▶ **WHAT YOU SHOULD DO**:
Output the entries below exactly as written, omitting pictures.

┌────────

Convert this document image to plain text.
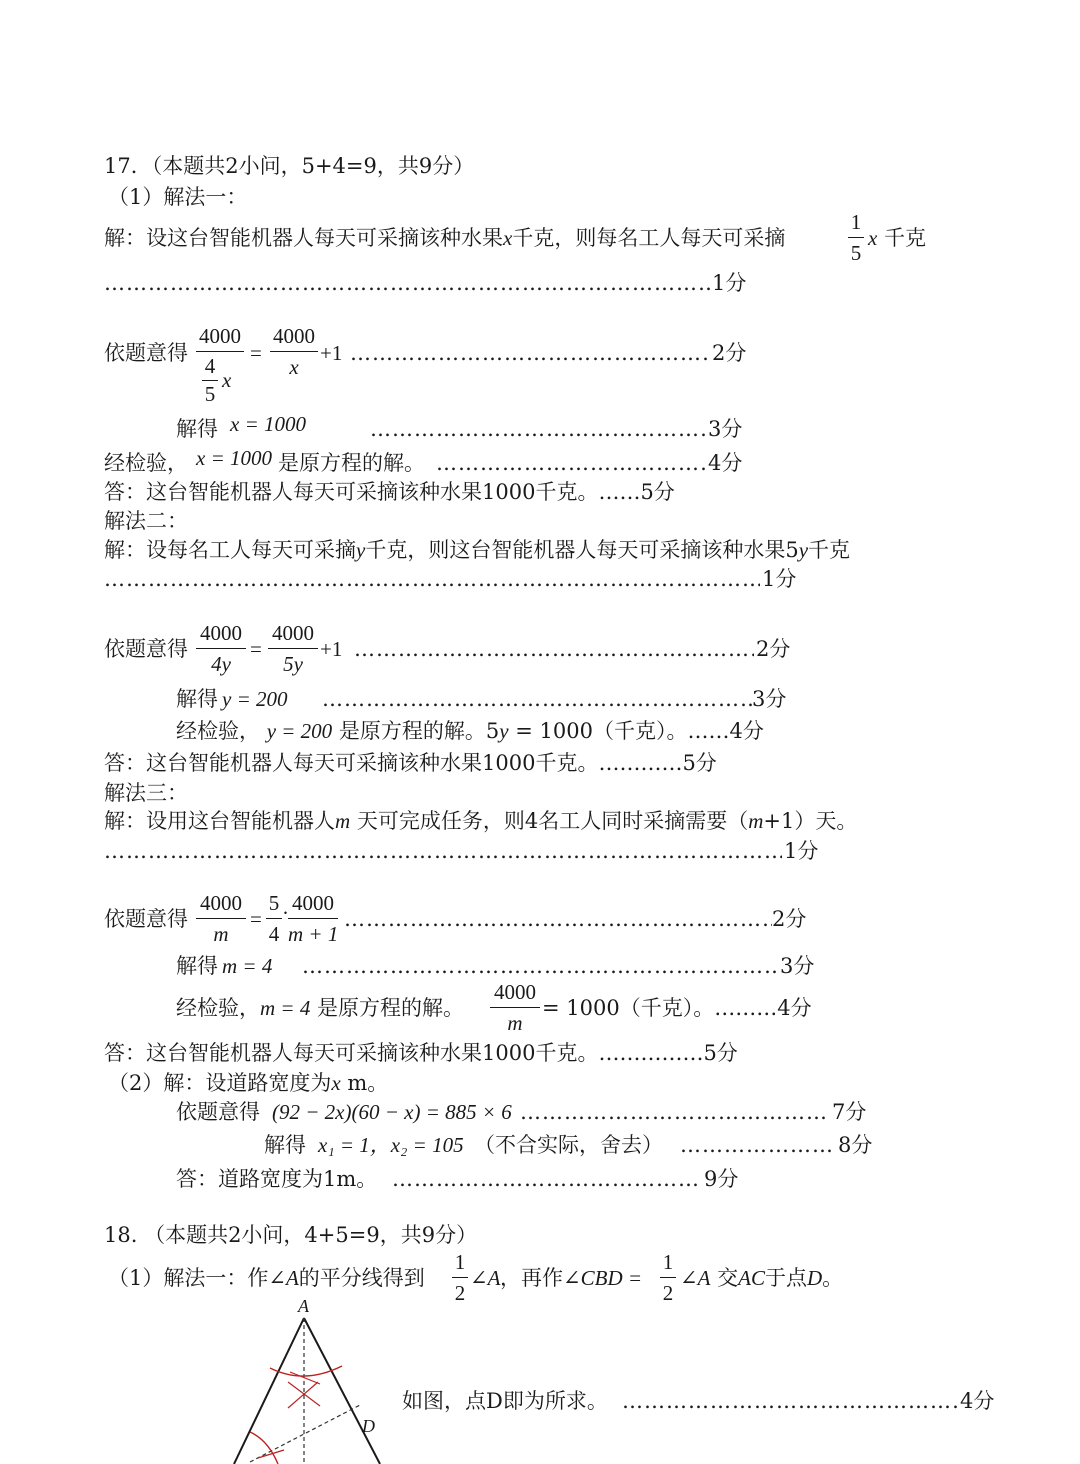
17．（本题共2小问，5+4=9，共9分）
（1）解法一：
解：设这台智能机器人每天可采摘该种水果x千克，则每名工人每天可采摘
1
5
x 千克
…………………………………………………………………………………………………………………
1分
依题意得
4000
4
5
x
=
4000
x
+1 …………………………………………………………………………………………………………………	2分
解得 x = 1000 …………………………………………………………………………………………………………………	3分
经检验， x = 1000 是原方程的解。 …………………………………………………………………………………………………………………	4分
答：这台智能机器人每天可采摘该种水果1000千克。……5分
解法二：
解：设每名工人每天可采摘y千克，则这台智能机器人每天可采摘该种水果5y千克
…………………………………………………………………………………………………………………
1分
依题意得
4000
4y
=
4000
5y
+1 …………………………………………………………………………………………………………………	2分
解得 y = 200 …………………………………………………………………………………………………………………	3分
经检验， y = 200 是原方程的解。5y = 1000（千克）。……4分
答：这台智能机器人每天可采摘该种水果1000千克。…………5分
解法三：
解：设用这台智能机器人m 天可完成任务，则4名工人同时采摘需要（m+1）天。
…………………………………………………………………………………………………………………
1分
依题意得
4000
m
=
5
4
· 4000
m + 1
…………………………………………………………………………………………………………………
2分
解得 m = 4 …………………………………………………………………………………………………………………	3分
经检验，m = 4 是原方程的解。
4000
m
= 1000（千克）。………4分
答：这台智能机器人每天可采摘该种水果1000千克。……………5分
（2）解：设道路宽度为x m。
依题意得 (92 − 2x)(60 − x) = 885 × 6 …………………………………………………………………………………………………………………	7分
解得 x₁ = 1，x₂ = 105 （不合实际，舍去） …………………………………………………………………………………………………………………	8分
答：道路宽度为1m。 …………………………………………………………………………………………………………………	9分
18. （本题共2小问，4+5=9，共9分）
（1）解法一：作∠A的平分线得到
1
2
∠A ，再作∠CBD =
1
2
∠A 交AC于点D。
A
D
如图，点D即为所求。 …………………………………………………………………………………………………………………	4分
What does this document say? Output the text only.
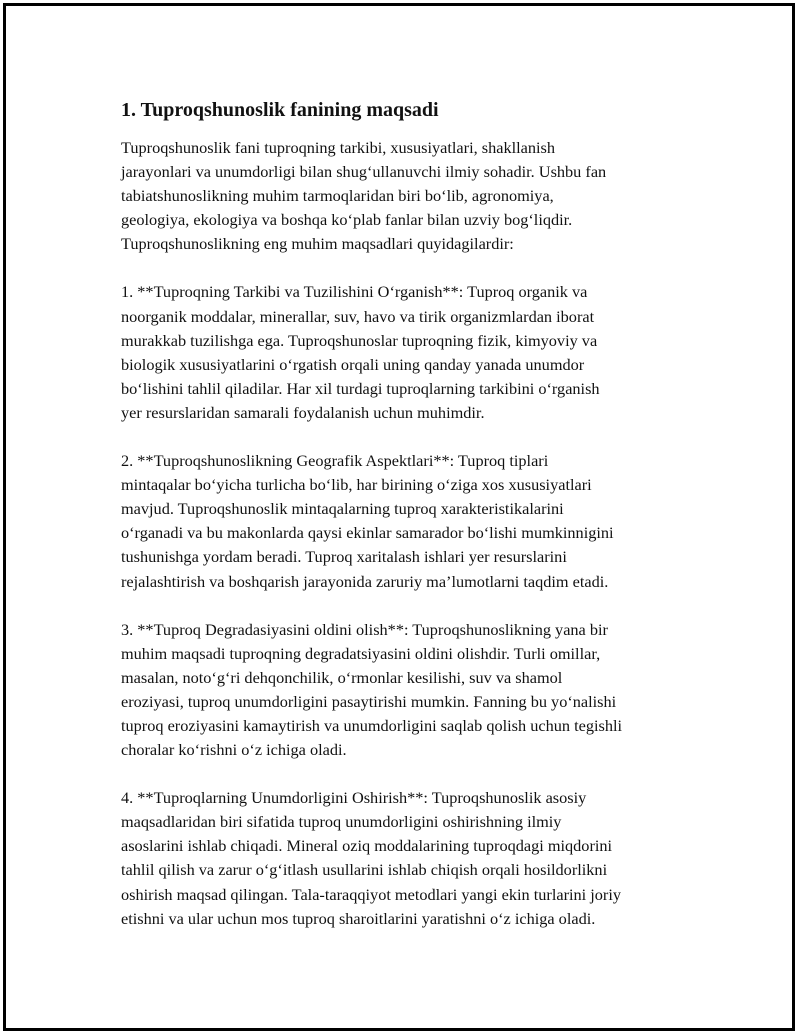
1. Tuproqshunoslik fanining maqsadi
Tuproqshunoslik fani tuproqning tarkibi, xususiyatlari, shakllanish
jarayonlari va unumdorligi bilan shug‘ullanuvchi ilmiy sohadir. Ushbu fan
tabiatshunoslikning muhim tarmoqlaridan biri bo‘lib, agronomiya,
geologiya, ekologiya va boshqa ko‘plab fanlar bilan uzviy bog‘liqdir.
Tuproqshunoslikning eng muhim maqsadlari quyidagilardir:
1. **Tuproqning Tarkibi va Tuzilishini O‘rganish**: Tuproq organik va
noorganik moddalar, minerallar, suv, havo va tirik organizmlardan iborat
murakkab tuzilishga ega. Tuproqshunoslar tuproqning fizik, kimyoviy va
biologik xususiyatlarini o‘rgatish orqali uning qanday yanada unumdor
bo‘lishini tahlil qiladilar. Har xil turdagi tuproqlarning tarkibini o‘rganish
yer resurslaridan samarali foydalanish uchun muhimdir.
2. **Tuproqshunoslikning Geografik Aspektlari**: Tuproq tiplari
mintaqalar bo‘yicha turlicha bo‘lib, har birining o‘ziga xos xususiyatlari
mavjud. Tuproqshunoslik mintaqalarning tuproq xarakteristikalarini
o‘rganadi va bu makonlarda qaysi ekinlar samarador bo‘lishi mumkinnigini
tushunishga yordam beradi. Tuproq xaritalash ishlari yer resurslarini
rejalashtirish va boshqarish jarayonida zaruriy ma’lumotlarni taqdim etadi.
3. **Tuproq Degradasiyasini oldini olish**: Tuproqshunoslikning yana bir
muhim maqsadi tuproqning degradatsiyasini oldini olishdir. Turli omillar,
masalan, noto‘g‘ri dehqonchilik, o‘rmonlar kesilishi, suv va shamol
eroziyasi, tuproq unumdorligini pasaytirishi mumkin. Fanning bu yo‘nalishi
tuproq eroziyasini kamaytirish va unumdorligini saqlab qolish uchun tegishli
choralar ko‘rishni o‘z ichiga oladi.
4. **Tuproqlarning Unumdorligini Oshirish**: Tuproqshunoslik asosiy
maqsadlaridan biri sifatida tuproq unumdorligini oshirishning ilmiy
asoslarini ishlab chiqadi. Mineral oziq moddalarining tuproqdagi miqdorini
tahlil qilish va zarur o‘g‘itlash usullarini ishlab chiqish orqali hosildorlikni
oshirish maqsad qilingan. Tala-taraqqiyot metodlari yangi ekin turlarini joriy
etishni va ular uchun mos tuproq sharoitlarini yaratishni o‘z ichiga oladi.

└────────

▶ **PROBLEM SOLUTION**:
Convert this document image to plain text.
17．（本题共2小问，5+4=9，共9分）
（1）解法一：
解：设这台智能机器人每天可采摘该种水果x千克，则每名工人每天可采摘
1
5
x 千克
…………………………………………………………………………………………………………………
1分
依题意得
4000
4
5
x
=
4000
x
+1 …………………………………………………………………………………………………………………	2分
解得 x = 1000 …………………………………………………………………………………………………………………	3分
经检验， x = 1000 是原方程的解。 …………………………………………………………………………………………………………………	4分
答：这台智能机器人每天可采摘该种水果1000千克。……5分
解法二：
解：设每名工人每天可采摘y千克，则这台智能机器人每天可采摘该种水果5y千克
…………………………………………………………………………………………………………………
1分
依题意得
4000
4y
=
4000
5y
+1 …………………………………………………………………………………………………………………	2分
解得 y = 200 …………………………………………………………………………………………………………………	3分
经检验， y = 200 是原方程的解。5y = 1000（千克）。……4分
答：这台智能机器人每天可采摘该种水果1000千克。…………5分
解法三：
解：设用这台智能机器人m 天可完成任务，则4名工人同时采摘需要（m+1）天。
…………………………………………………………………………………………………………………
1分
依题意得
4000
m
=
5
4
· 4000
m + 1
…………………………………………………………………………………………………………………
2分
解得 m = 4 …………………………………………………………………………………………………………………	3分
经检验，m = 4 是原方程的解。
4000
m
= 1000（千克）。………4分
答：这台智能机器人每天可采摘该种水果1000千克。……………5分
（2）解：设道路宽度为x m。
依题意得 (92 − 2x)(60 − x) = 885 × 6 …………………………………………………………………………………………………………………	7分
解得 x₁ = 1，x₂ = 105 （不合实际，舍去） …………………………………………………………………………………………………………………	8分
答：道路宽度为1m。 …………………………………………………………………………………………………………………	9分
18. （本题共2小问，4+5=9，共9分）
（1）解法一：作∠A的平分线得到
1
2
∠A ，再作∠CBD =
1
2
∠A 交AC于点D。
A
D
如图，点D即为所求。 …………………………………………………………………………………………………………………	4分
What does this document say? Output the text only.
1. Tuproqshunoslik fanining maqsadi
Tuproqshunoslik fani tuproqning tarkibi, xususiyatlari, shakllanish
jarayonlari va unumdorligi bilan shug‘ullanuvchi ilmiy sohadir. Ushbu fan
tabiatshunoslikning muhim tarmoqlaridan biri bo‘lib, agronomiya,
geologiya, ekologiya va boshqa ko‘plab fanlar bilan uzviy bog‘liqdir.
Tuproqshunoslikning eng muhim maqsadlari quyidagilardir:
1. **Tuproqning Tarkibi va Tuzilishini O‘rganish**: Tuproq organik va
noorganik moddalar, minerallar, suv, havo va tirik organizmlardan iborat
murakkab tuzilishga ega. Tuproqshunoslar tuproqning fizik, kimyoviy va
biologik xususiyatlarini o‘rgatish orqali uning qanday yanada unumdor
bo‘lishini tahlil qiladilar. Har xil turdagi tuproqlarning tarkibini o‘rganish
yer resurslaridan samarali foydalanish uchun muhimdir.
2. **Tuproqshunoslikning Geografik Aspektlari**: Tuproq tiplari
mintaqalar bo‘yicha turlicha bo‘lib, har birining o‘ziga xos xususiyatlari
mavjud. Tuproqshunoslik mintaqalarning tuproq xarakteristikalarini
o‘rganadi va bu makonlarda qaysi ekinlar samarador bo‘lishi mumkinnigini
tushunishga yordam beradi. Tuproq xaritalash ishlari yer resurslarini
rejalashtirish va boshqarish jarayonida zaruriy ma’lumotlarni taqdim etadi.
3. **Tuproq Degradasiyasini oldini olish**: Tuproqshunoslikning yana bir
muhim maqsadi tuproqning degradatsiyasini oldini olishdir. Turli omillar,
masalan, noto‘g‘ri dehqonchilik, o‘rmonlar kesilishi, suv va shamol
eroziyasi, tuproq unumdorligini pasaytirishi mumkin. Fanning bu yo‘nalishi
tuproq eroziyasini kamaytirish va unumdorligini saqlab qolish uchun tegishli
choralar ko‘rishni o‘z ichiga oladi.
4. **Tuproqlarning Unumdorligini Oshirish**: Tuproqshunoslik asosiy
maqsadlaridan biri sifatida tuproq unumdorligini oshirishning ilmiy
asoslarini ishlab chiqadi. Mineral oziq moddalarining tuproqdagi miqdorini
tahlil qilish va zarur o‘g‘itlash usullarini ishlab chiqish orqali hosildorlikni
oshirish maqsad qilingan. Tala-taraqqiyot metodlari yangi ekin turlarini joriy
etishni va ular uchun mos tuproq sharoitlarini yaratishni o‘z ichiga oladi.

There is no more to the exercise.